====== Given records ======

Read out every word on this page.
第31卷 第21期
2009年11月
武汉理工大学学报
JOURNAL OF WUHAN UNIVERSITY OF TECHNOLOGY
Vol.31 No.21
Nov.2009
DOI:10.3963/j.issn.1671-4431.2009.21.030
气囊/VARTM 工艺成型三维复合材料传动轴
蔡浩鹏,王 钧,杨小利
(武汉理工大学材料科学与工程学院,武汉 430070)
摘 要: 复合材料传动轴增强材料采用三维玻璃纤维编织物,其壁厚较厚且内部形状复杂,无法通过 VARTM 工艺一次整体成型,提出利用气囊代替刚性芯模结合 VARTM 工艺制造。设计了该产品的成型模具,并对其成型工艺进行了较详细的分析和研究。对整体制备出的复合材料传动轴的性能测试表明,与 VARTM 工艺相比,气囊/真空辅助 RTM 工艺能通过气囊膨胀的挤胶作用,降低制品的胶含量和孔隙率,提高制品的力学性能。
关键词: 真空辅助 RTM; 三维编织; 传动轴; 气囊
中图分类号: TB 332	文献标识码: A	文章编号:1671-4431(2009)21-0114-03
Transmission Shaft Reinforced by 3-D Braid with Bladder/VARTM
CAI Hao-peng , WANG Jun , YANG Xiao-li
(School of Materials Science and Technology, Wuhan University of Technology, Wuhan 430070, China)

======

Exercise:
Copy out the whole listing exactly.

Answer to this exercise:
Read out every word on this page.
第31卷 第21期
2009年11月
武汉理工大学学报
JOURNAL OF WUHAN UNIVERSITY OF TECHNOLOGY
Vol.31 No.21
Nov.2009
DOI:10.3963/j.issn.1671-4431.2009.21.030
气囊/VARTM 工艺成型三维复合材料传动轴
蔡浩鹏,王 钧,杨小利
(武汉理工大学材料科学与工程学院,武汉 430070)
摘 要: 复合材料传动轴增强材料采用三维玻璃纤维编织物,其壁厚较厚且内部形状复杂,无法通过 VARTM 工艺一次整体成型,提出利用气囊代替刚性芯模结合 VARTM 工艺制造。设计了该产品的成型模具,并对其成型工艺进行了较详细的分析和研究。对整体制备出的复合材料传动轴的性能测试表明,与 VARTM 工艺相比,气囊/真空辅助 RTM 工艺能通过气囊膨胀的挤胶作用,降低制品的胶含量和孔隙率,提高制品的力学性能。
关键词: 真空辅助 RTM; 三维编织; 传动轴; 气囊
中图分类号: TB 332	文献标识码: A	文章编号:1671-4431(2009)21-0114-03
Transmission Shaft Reinforced by 3-D Braid with Bladder/VARTM
CAI Hao-peng , WANG Jun , YANG Xiao-li
(School of Materials Science and Technology, Wuhan University of Technology, Wuhan 430070, China)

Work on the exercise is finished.